TASK INSTRUCTIONS: Print the full listing exactly.

PROVIDED RECORDS:
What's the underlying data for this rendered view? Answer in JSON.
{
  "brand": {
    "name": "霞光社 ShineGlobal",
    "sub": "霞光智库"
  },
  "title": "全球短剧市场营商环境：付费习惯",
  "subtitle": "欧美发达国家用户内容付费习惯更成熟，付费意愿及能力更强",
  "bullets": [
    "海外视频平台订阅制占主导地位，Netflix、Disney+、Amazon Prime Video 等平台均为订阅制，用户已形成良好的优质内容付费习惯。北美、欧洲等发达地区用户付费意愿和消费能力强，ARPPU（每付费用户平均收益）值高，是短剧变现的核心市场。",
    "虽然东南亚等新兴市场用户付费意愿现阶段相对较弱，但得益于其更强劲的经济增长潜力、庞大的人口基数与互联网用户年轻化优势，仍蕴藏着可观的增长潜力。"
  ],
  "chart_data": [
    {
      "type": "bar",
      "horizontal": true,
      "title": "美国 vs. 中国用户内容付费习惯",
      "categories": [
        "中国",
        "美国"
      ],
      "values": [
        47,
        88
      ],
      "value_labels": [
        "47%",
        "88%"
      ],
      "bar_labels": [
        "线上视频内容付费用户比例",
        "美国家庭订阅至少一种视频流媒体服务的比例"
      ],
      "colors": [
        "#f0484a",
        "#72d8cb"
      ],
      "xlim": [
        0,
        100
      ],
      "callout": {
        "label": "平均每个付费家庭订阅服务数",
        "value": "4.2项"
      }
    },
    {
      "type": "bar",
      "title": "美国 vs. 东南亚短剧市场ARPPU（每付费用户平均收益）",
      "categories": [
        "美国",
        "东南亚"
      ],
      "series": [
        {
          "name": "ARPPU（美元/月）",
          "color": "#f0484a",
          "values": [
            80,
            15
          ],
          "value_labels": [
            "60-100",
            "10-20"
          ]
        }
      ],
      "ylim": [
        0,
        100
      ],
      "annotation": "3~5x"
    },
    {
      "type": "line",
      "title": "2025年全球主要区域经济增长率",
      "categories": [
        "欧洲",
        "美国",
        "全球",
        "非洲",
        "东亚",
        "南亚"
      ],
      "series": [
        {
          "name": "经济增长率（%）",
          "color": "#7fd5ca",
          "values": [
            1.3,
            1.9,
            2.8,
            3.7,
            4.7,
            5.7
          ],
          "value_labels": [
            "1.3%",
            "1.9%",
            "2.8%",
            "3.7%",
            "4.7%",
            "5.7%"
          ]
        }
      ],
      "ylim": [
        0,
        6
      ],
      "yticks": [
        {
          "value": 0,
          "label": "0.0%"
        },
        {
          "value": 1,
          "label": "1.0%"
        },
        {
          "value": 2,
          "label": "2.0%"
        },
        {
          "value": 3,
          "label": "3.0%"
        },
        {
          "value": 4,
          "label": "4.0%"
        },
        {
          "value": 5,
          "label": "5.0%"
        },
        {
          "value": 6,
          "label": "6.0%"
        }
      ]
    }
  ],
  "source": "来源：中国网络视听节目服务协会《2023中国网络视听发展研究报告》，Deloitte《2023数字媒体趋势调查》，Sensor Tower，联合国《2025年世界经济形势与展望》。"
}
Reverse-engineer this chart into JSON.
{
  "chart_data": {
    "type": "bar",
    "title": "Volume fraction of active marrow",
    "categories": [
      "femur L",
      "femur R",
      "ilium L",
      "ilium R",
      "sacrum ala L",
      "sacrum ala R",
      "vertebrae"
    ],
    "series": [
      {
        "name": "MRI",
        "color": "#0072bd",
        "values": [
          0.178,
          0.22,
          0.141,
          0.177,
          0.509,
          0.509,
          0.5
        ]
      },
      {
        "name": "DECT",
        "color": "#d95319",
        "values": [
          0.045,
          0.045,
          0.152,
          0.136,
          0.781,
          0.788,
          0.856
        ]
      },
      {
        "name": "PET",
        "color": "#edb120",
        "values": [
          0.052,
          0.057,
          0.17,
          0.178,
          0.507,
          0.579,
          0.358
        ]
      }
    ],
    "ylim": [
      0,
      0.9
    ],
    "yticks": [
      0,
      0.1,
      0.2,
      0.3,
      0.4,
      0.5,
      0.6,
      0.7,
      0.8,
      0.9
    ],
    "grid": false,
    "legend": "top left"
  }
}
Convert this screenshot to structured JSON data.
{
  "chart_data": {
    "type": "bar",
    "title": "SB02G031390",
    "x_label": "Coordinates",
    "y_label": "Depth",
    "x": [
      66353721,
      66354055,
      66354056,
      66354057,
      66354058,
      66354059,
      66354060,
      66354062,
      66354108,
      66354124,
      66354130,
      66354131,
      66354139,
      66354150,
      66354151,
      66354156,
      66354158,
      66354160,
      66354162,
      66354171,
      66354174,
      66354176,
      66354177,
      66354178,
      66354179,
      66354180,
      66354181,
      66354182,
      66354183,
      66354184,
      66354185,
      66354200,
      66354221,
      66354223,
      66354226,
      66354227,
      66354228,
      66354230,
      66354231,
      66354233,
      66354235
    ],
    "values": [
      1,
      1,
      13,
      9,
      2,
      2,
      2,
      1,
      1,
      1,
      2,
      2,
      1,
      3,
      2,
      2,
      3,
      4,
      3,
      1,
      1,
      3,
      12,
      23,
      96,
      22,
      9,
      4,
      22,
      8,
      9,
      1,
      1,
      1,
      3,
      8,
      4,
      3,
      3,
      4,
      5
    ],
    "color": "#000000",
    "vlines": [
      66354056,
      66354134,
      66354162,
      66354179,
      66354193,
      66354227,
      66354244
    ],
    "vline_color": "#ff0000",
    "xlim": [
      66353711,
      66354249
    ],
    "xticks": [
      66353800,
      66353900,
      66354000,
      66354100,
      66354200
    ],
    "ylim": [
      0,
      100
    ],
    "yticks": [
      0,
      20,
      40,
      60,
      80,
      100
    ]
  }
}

WRITTEN REPLY:
What's the underlying data for this rendered view? Answer in JSON.
{
  "brand": {
    "name": "霞光社 ShineGlobal",
    "sub": "霞光智库"
  },
  "title": "全球短剧市场营商环境：付费习惯",
  "subtitle": "欧美发达国家用户内容付费习惯更成熟，付费意愿及能力更强",
  "bullets": [
    "海外视频平台订阅制占主导地位，Netflix、Disney+、Amazon Prime Video 等平台均为订阅制，用户已形成良好的优质内容付费习惯。北美、欧洲等发达地区用户付费意愿和消费能力强，ARPPU（每付费用户平均收益）值高，是短剧变现的核心市场。",
    "虽然东南亚等新兴市场用户付费意愿现阶段相对较弱，但得益于其更强劲的经济增长潜力、庞大的人口基数与互联网用户年轻化优势，仍蕴藏着可观的增长潜力。"
  ],
  "chart_data": [
    {
      "type": "bar",
      "horizontal": true,
      "title": "美国 vs. 中国用户内容付费习惯",
      "categories": [
        "中国",
        "美国"
      ],
      "values": [
        47,
        88
      ],
      "value_labels": [
        "47%",
        "88%"
      ],
      "bar_labels": [
        "线上视频内容付费用户比例",
        "美国家庭订阅至少一种视频流媒体服务的比例"
      ],
      "colors": [
        "#f0484a",
        "#72d8cb"
      ],
      "xlim": [
        0,
        100
      ],
      "callout": {
        "label": "平均每个付费家庭订阅服务数",
        "value": "4.2项"
      }
    },
    {
      "type": "bar",
      "title": "美国 vs. 东南亚短剧市场ARPPU（每付费用户平均收益）",
      "categories": [
        "美国",
        "东南亚"
      ],
      "series": [
        {
          "name": "ARPPU（美元/月）",
          "color": "#f0484a",
          "values": [
            80,
            15
          ],
          "value_labels": [
            "60-100",
            "10-20"
          ]
        }
      ],
      "ylim": [
        0,
        100
      ],
      "annotation": "3~5x"
    },
    {
      "type": "line",
      "title": "2025年全球主要区域经济增长率",
      "categories": [
        "欧洲",
        "美国",
        "全球",
        "非洲",
        "东亚",
        "南亚"
      ],
      "series": [
        {
          "name": "经济增长率（%）",
          "color": "#7fd5ca",
          "values": [
            1.3,
            1.9,
            2.8,
            3.7,
            4.7,
            5.7
          ],
          "value_labels": [
            "1.3%",
            "1.9%",
            "2.8%",
            "3.7%",
            "4.7%",
            "5.7%"
          ]
        }
      ],
      "ylim": [
        0,
        6
      ],
      "yticks": [
        {
          "value": 0,
          "label": "0.0%"
        },
        {
          "value": 1,
          "label": "1.0%"
        },
        {
          "value": 2,
          "label": "2.0%"
        },
        {
          "value": 3,
          "label": "3.0%"
        },
        {
          "value": 4,
          "label": "4.0%"
        },
        {
          "value": 5,
          "label": "5.0%"
        },
        {
          "value": 6,
          "label": "6.0%"
        }
      ]
    }
  ],
  "source": "来源：中国网络视听节目服务协会《2023中国网络视听发展研究报告》，Deloitte《2023数字媒体趋势调查》，Sensor Tower，联合国《2025年世界经济形势与展望》。"
}
Reverse-engineer this chart into JSON.
{
  "chart_data": {
    "type": "bar",
    "title": "Volume fraction of active marrow",
    "categories": [
      "femur L",
      "femur R",
      "ilium L",
      "ilium R",
      "sacrum ala L",
      "sacrum ala R",
      "vertebrae"
    ],
    "series": [
      {
        "name": "MRI",
        "color": "#0072bd",
        "values": [
          0.178,
          0.22,
          0.141,
          0.177,
          0.509,
          0.509,
          0.5
        ]
      },
      {
        "name": "DECT",
        "color": "#d95319",
        "values": [
          0.045,
          0.045,
          0.152,
          0.136,
          0.781,
          0.788,
          0.856
        ]
      },
      {
        "name": "PET",
        "color": "#edb120",
        "values": [
          0.052,
          0.057,
          0.17,
          0.178,
          0.507,
          0.579,
          0.358
        ]
      }
    ],
    "ylim": [
      0,
      0.9
    ],
    "yticks": [
      0,
      0.1,
      0.2,
      0.3,
      0.4,
      0.5,
      0.6,
      0.7,
      0.8,
      0.9
    ],
    "grid": false,
    "legend": "top left"
  }
}
Convert this screenshot to structured JSON data.
{
  "chart_data": {
    "type": "bar",
    "title": "SB02G031390",
    "x_label": "Coordinates",
    "y_label": "Depth",
    "x": [
      66353721,
      66354055,
      66354056,
      66354057,
      66354058,
      66354059,
      66354060,
      66354062,
      66354108,
      66354124,
      66354130,
      66354131,
      66354139,
      66354150,
      66354151,
      66354156,
      66354158,
      66354160,
      66354162,
      66354171,
      66354174,
      66354176,
      66354177,
      66354178,
      66354179,
      66354180,
      66354181,
      66354182,
      66354183,
      66354184,
      66354185,
      66354200,
      66354221,
      66354223,
      66354226,
      66354227,
      66354228,
      66354230,
      66354231,
      66354233,
      66354235
    ],
    "values": [
      1,
      1,
      13,
      9,
      2,
      2,
      2,
      1,
      1,
      1,
      2,
      2,
      1,
      3,
      2,
      2,
      3,
      4,
      3,
      1,
      1,
      3,
      12,
      23,
      96,
      22,
      9,
      4,
      22,
      8,
      9,
      1,
      1,
      1,
      3,
      8,
      4,
      3,
      3,
      4,
      5
    ],
    "color": "#000000",
    "vlines": [
      66354056,
      66354134,
      66354162,
      66354179,
      66354193,
      66354227,
      66354244
    ],
    "vline_color": "#ff0000",
    "xlim": [
      66353711,
      66354249
    ],
    "xticks": [
      66353800,
      66353900,
      66354000,
      66354100,
      66354200
    ],
    "ylim": [
      0,
      100
    ],
    "yticks": [
      0,
      20,
      40,
      60,
      80,
      100
    ]
  }
}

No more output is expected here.